> [PROBLEM REQUIREMENTS]:
For the listing underneath, give the count of lines containing the string "remaining" and nothing further.

═══ INFORMATION GIVEN

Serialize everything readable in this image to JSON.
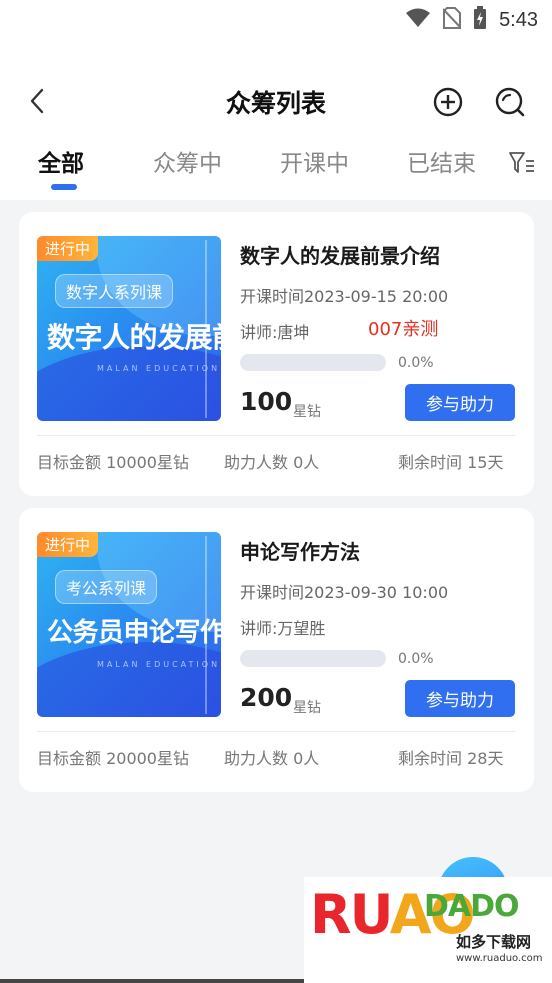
{
  "status_bar": {
    "time": "5:43"
  },
  "header": {
    "title": "众筹列表"
  },
  "tabs": [
    {
      "label": "全部",
      "active": true
    },
    {
      "label": "众筹中",
      "active": false
    },
    {
      "label": "开课中",
      "active": false
    },
    {
      "label": "已结束",
      "active": false
    }
  ],
  "cards": [
    {
      "badge": "进行中",
      "series": "数字人系列课",
      "thumb_title": "数字人的发展前景",
      "thumb_sub": "MALAN   EDUCATION",
      "title": "数字人的发展前景介绍",
      "time": "开课时间2023-09-15 20:00",
      "teacher": "讲师:唐坤",
      "tag": "007亲测",
      "progress": 0.0,
      "progress_text": "0.0%",
      "price": "100",
      "price_unit": "星钻",
      "button": "参与助力",
      "target": "目标金额 10000星钻",
      "helpers": "助力人数 0人",
      "remaining": "剩余时间 15天"
    },
    {
      "badge": "进行中",
      "series": "考公系列课",
      "thumb_title": "公务员申论写作",
      "thumb_sub": "MALAN   EDUCATION",
      "title": "申论写作方法",
      "time": "开课时间2023-09-30 10:00",
      "teacher": "讲师:万望胜",
      "tag": "",
      "progress": 0.0,
      "progress_text": "0.0%",
      "price": "200",
      "price_unit": "星钻",
      "button": "参与助力",
      "target": "目标金额 20000星钻",
      "helpers": "助力人数 0人",
      "remaining": "剩余时间 28天"
    }
  ],
  "watermark": {
    "logo_r": "RU",
    "logo_o": "AO",
    "logo_rest": "DADO",
    "cn": "如多下载网",
    "url": "www.ruaduo.com"
  },
  "colors": {
    "accent": "#2f6ff0",
    "tag_red": "#e53020",
    "badge_orange": "#ff8a2a"
  }
}
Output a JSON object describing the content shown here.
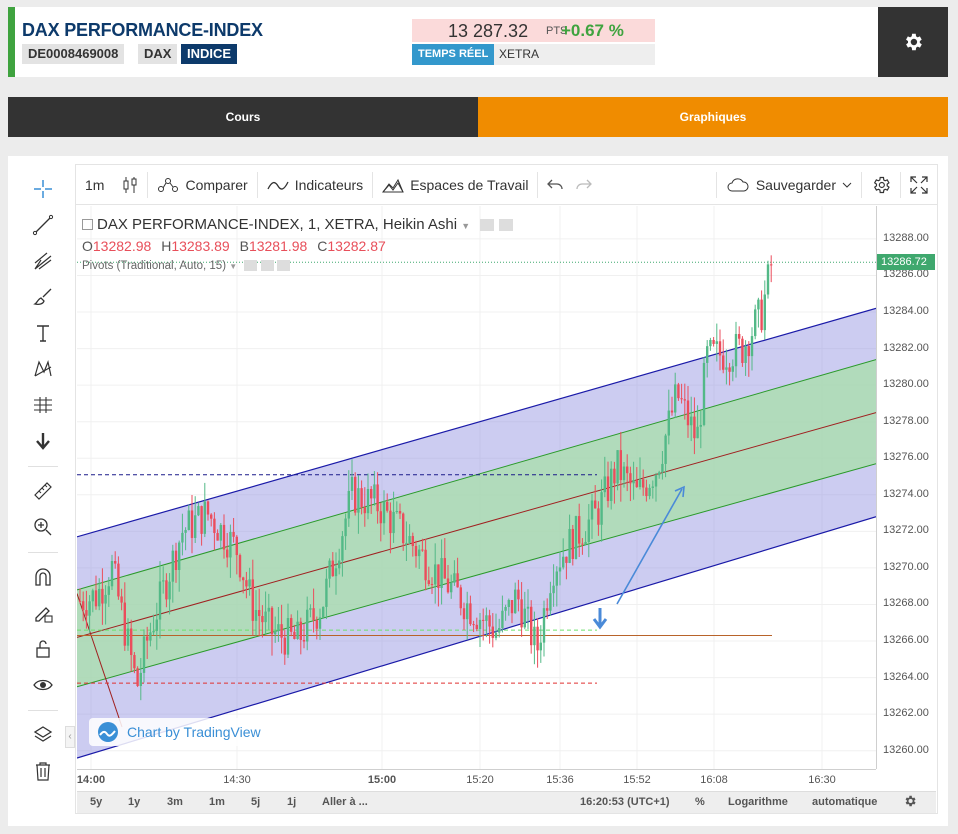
{
  "header": {
    "title": "DAX PERFORMANCE-INDEX",
    "isin": "DE0008469008",
    "ticker": "DAX",
    "type": "INDICE",
    "price": "13 287.32",
    "price_unit": "PTS",
    "change": "+0.67 %",
    "realtime": "TEMPS RÉEL",
    "venue": "XETRA"
  },
  "tabs": {
    "cours": "Cours",
    "graphiques": "Graphiques"
  },
  "toolbar": {
    "interval": "1m",
    "compare": "Comparer",
    "indicators": "Indicateurs",
    "workspaces": "Espaces de Travail",
    "save": "Sauvegarder"
  },
  "chart": {
    "legend_title": "DAX PERFORMANCE-INDEX, 1, XETRA, Heikin Ashi",
    "ohlc": {
      "o_label": "O",
      "o": "13282.98",
      "h_label": "H",
      "h": "13283.89",
      "b_label": "B",
      "b": "13281.98",
      "c_label": "C",
      "c": "13282.87"
    },
    "pivots": "Pivots (Traditional, Auto, 15)",
    "watermark": "Chart by TradingView",
    "last_price": "13286.72",
    "colors": {
      "up": "#53b987",
      "down": "#eb4d5c",
      "channel_outer": "#8e8ee0",
      "channel_inner": "#a8e0a8",
      "accent": "#f08c00"
    }
  },
  "chart_data": {
    "type": "candlestick",
    "y_ticks": [
      "13288.00",
      "13286.00",
      "13284.00",
      "13282.00",
      "13280.00",
      "13278.00",
      "13276.00",
      "13274.00",
      "13272.00",
      "13270.00",
      "13268.00",
      "13266.00",
      "13264.00",
      "13262.00",
      "13260.00"
    ],
    "x_ticks": [
      "14:00",
      "14:30",
      "15:00",
      "15:20",
      "15:36",
      "15:52",
      "16:08",
      "16:30"
    ],
    "ylim": [
      13259,
      13289.8
    ]
  },
  "bottom_bar": {
    "ranges": [
      "5y",
      "1y",
      "3m",
      "1m",
      "5j",
      "1j"
    ],
    "goto": "Aller à ...",
    "clock": "16:20:53 (UTC+1)",
    "percent": "%",
    "log": "Logarithme",
    "auto": "automatique"
  }
}
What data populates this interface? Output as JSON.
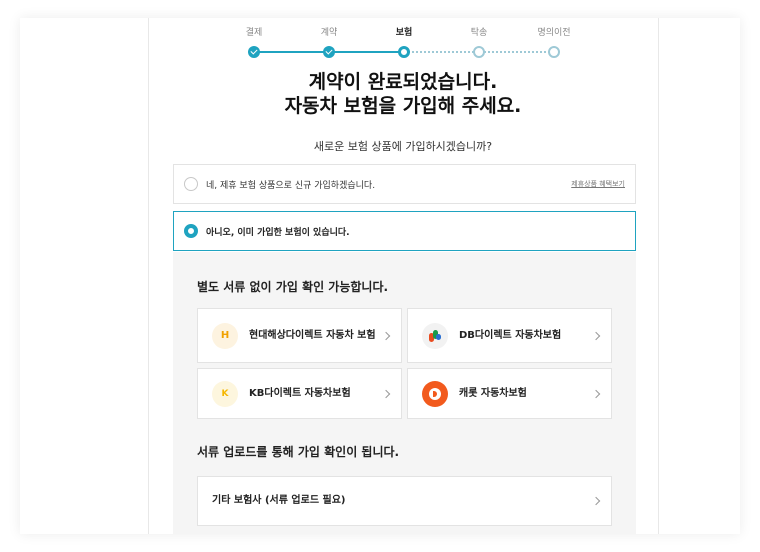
{
  "steps": [
    {
      "label": "결제",
      "state": "done"
    },
    {
      "label": "계약",
      "state": "done"
    },
    {
      "label": "보험",
      "state": "current"
    },
    {
      "label": "탁송",
      "state": "todo"
    },
    {
      "label": "명의이전",
      "state": "todo"
    }
  ],
  "title_line1": "계약이 완료되었습니다.",
  "title_line2": "자동차 보험을 가입해 주세요.",
  "subtitle": "새로운 보험 상품에 가입하시겠습니까?",
  "options": [
    {
      "label": "네, 제휴 보험 상품으로 신규 가입하겠습니다.",
      "link": "제휴상품 혜택보기",
      "selected": false
    },
    {
      "label": "아니오, 이미 가입한 보험이 있습니다.",
      "selected": true
    }
  ],
  "section1_title": "별도 서류 없이 가입 확인 가능합니다.",
  "insurers": [
    {
      "name": "현대해상다이렉트 자동차 보험",
      "icon": "hyundai-logo-icon",
      "mark": "H"
    },
    {
      "name": "DB다이렉트 자동차보험",
      "icon": "db-logo-icon"
    },
    {
      "name": "KB다이렉트 자동차보험",
      "icon": "kb-logo-icon",
      "mark": "K"
    },
    {
      "name": "캐롯 자동차보험",
      "icon": "carrot-logo-icon"
    }
  ],
  "section2_title": "서류 업로드를 통해 가입 확인이 됩니다.",
  "other_insurer": "기타 보험사 (서류 업로드 필요)",
  "colors": {
    "accent": "#1fa3c0",
    "panel": "#f5f5f5",
    "carrot": "#f25a1d"
  }
}
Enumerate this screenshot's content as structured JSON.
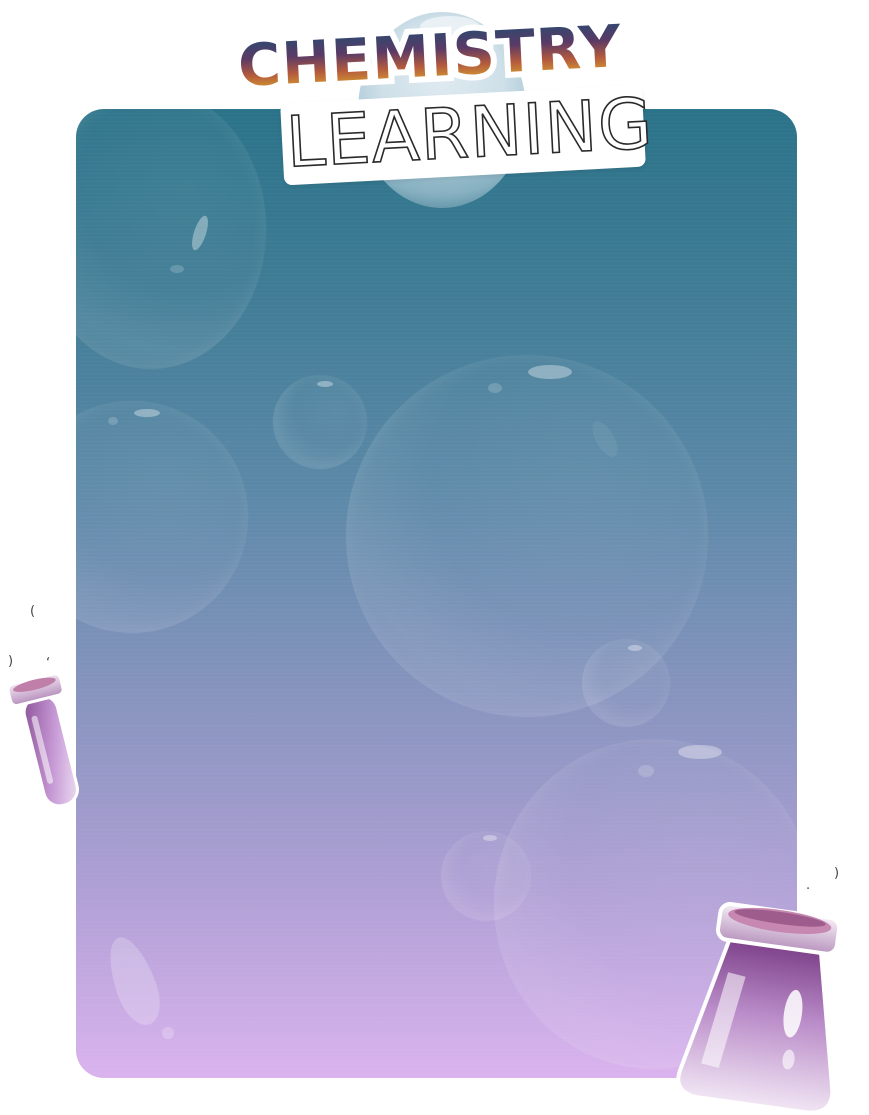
{
  "logo": {
    "line1": "CHEMISTRY",
    "line2": "LEARNING"
  },
  "colors": {
    "panel_top": "#2b7389",
    "panel_bottom": "#dab3ee",
    "flask_glass": "#c99bd6",
    "flask_rim": "#e8d4ea"
  },
  "icons": {
    "small_flask": "test-tube-icon",
    "large_flask": "beaker-icon"
  }
}
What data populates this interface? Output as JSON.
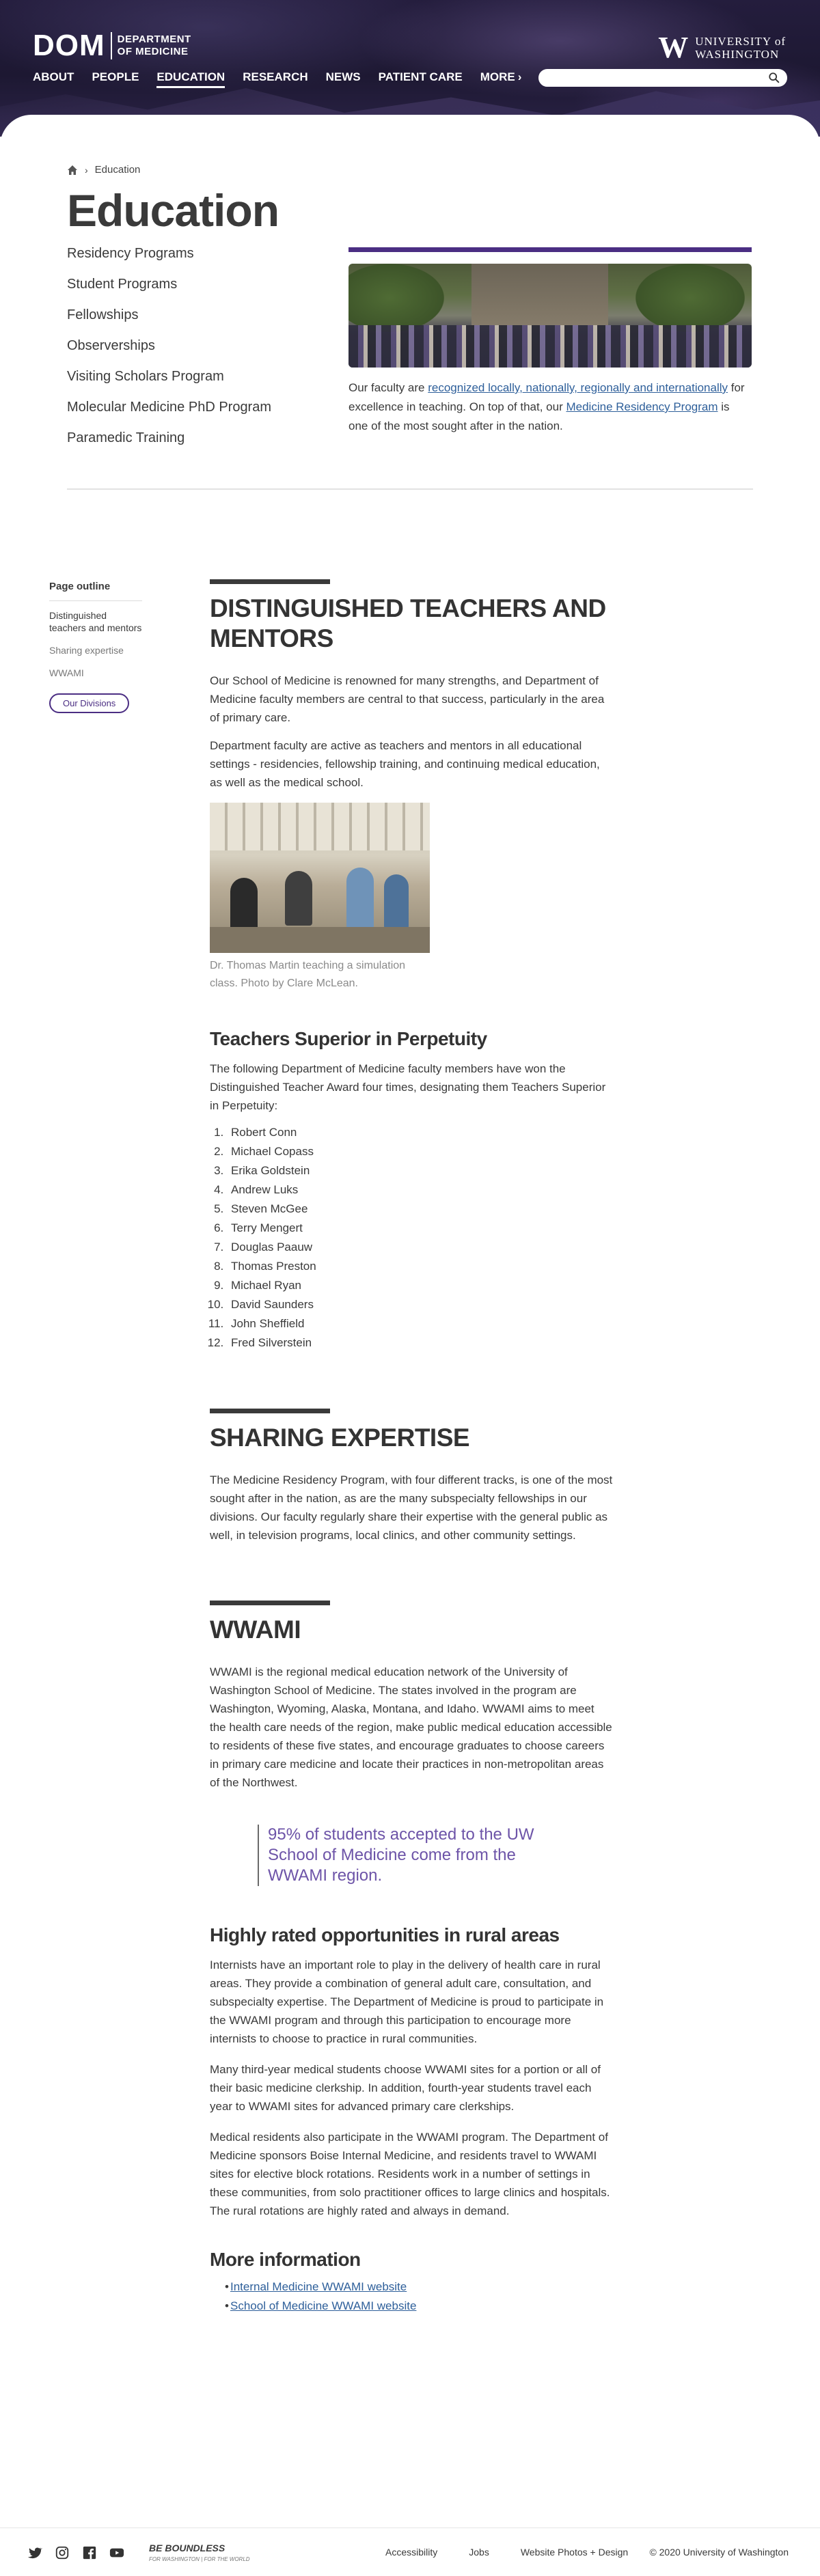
{
  "header": {
    "logo_big": "DOM",
    "logo_line1": "DEPARTMENT",
    "logo_line2": "OF MEDICINE",
    "uw_line1": "UNIVERSITY of",
    "uw_line2": "WASHINGTON",
    "nav": [
      {
        "label": "ABOUT"
      },
      {
        "label": "PEOPLE"
      },
      {
        "label": "EDUCATION"
      },
      {
        "label": "RESEARCH"
      },
      {
        "label": "NEWS"
      },
      {
        "label": "PATIENT CARE"
      },
      {
        "label": "MORE"
      }
    ],
    "more_chevron": "›",
    "search_placeholder": ""
  },
  "breadcrumb": {
    "current": "Education"
  },
  "page_title": "Education",
  "subnav": [
    "Residency Programs",
    "Student Programs",
    "Fellowships",
    "Observerships",
    "Visiting Scholars Program",
    "Molecular Medicine PhD Program",
    "Paramedic Training"
  ],
  "intro": {
    "t1": "Our faculty are ",
    "link1": "recognized locally, nationally, regionally and internationally",
    "t2": " for excellence in teaching. On top of that, our ",
    "link2": "Medicine Residency Program",
    "t3": " is one of the most sought after in the nation."
  },
  "sidebar": {
    "title": "Page outline",
    "items": [
      "Distinguished teachers and mentors",
      "Sharing expertise",
      "WWAMI"
    ],
    "button": "Our Divisions"
  },
  "sections": {
    "teachers": {
      "title": "DISTINGUISHED TEACHERS AND MENTORS",
      "p1": "Our School of Medicine is renowned for many strengths, and Department of Medicine faculty members are central to that success, particularly in the area of primary care.",
      "p2": "Department faculty are active as teachers and mentors in all educational settings - residencies, fellowship training, and continuing medical education, as well as the medical school.",
      "caption": "Dr. Thomas Martin teaching a simulation class. Photo by Clare McLean.",
      "sub_title": "Teachers Superior in Perpetuity",
      "sub_p": "The following Department of Medicine faculty members have won the Distinguished Teacher Award four times, designating them Teachers Superior in Perpetuity:",
      "names": [
        "Robert Conn",
        "Michael Copass",
        "Erika Goldstein",
        "Andrew Luks",
        "Steven McGee",
        "Terry Mengert",
        "Douglas Paauw",
        "Thomas Preston",
        "Michael Ryan",
        "David Saunders",
        "John Sheffield",
        "Fred Silverstein"
      ]
    },
    "sharing": {
      "title": "SHARING EXPERTISE",
      "p1": "The Medicine Residency Program, with four different tracks, is one of the most sought after in the nation, as are the many subspecialty fellowships in our divisions. Our faculty regularly share their expertise with the general public as well, in television programs, local clinics, and other community settings."
    },
    "wwami": {
      "title": "WWAMI",
      "p1": "WWAMI is the regional medical education network of the University of Washington School of Medicine. The states involved in the program are Washington, Wyoming, Alaska, Montana, and Idaho. WWAMI aims to meet the health care needs of the region, make public medical education accessible to residents of these five states, and encourage graduates to choose careers in primary care medicine and locate their practices in non-metropolitan areas of the Northwest.",
      "quote": "95% of students accepted to the UW School of Medicine come from the WWAMI region.",
      "sub_title": "Highly rated opportunities in rural areas",
      "p2": "Internists have an important role to play in the delivery of health care in rural areas. They provide a combination of general adult care, consultation, and subspecialty expertise. The Department of Medicine is proud to participate in the WWAMI program and through this participation to encourage more internists to choose to practice in rural communities.",
      "p3": "Many third-year medical students choose WWAMI sites for a portion or all of their basic medicine clerkship. In addition, fourth-year students travel each year to WWAMI sites for advanced primary care clerkships.",
      "p4": "Medical residents also participate in the WWAMI program. The Department of Medicine sponsors Boise Internal Medicine, and residents travel to WWAMI sites for elective block rotations. Residents work in a number of settings in these communities, from solo practitioner offices to large clinics and hospitals. The rural rotations are highly rated and always in demand.",
      "more_title": "More information",
      "links": [
        "Internal Medicine WWAMI website",
        "School of Medicine WWAMI website"
      ]
    }
  },
  "footer": {
    "social": [
      "twitter-icon",
      "instagram-icon",
      "facebook-icon",
      "youtube-icon"
    ],
    "bb": "BE BOUNDLESS",
    "bb_sub": "FOR WASHINGTON | FOR THE WORLD",
    "links": [
      "Accessibility",
      "Jobs",
      "Website Photos + Design"
    ],
    "copyright": "© 2020 University of Washington"
  },
  "colors": {
    "brand_purple": "#4b2e83",
    "header_bg": "#1d1832",
    "link_blue": "#2e5f9a",
    "quote_purple": "#6d54a8"
  }
}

══════

> [RESULT]:
2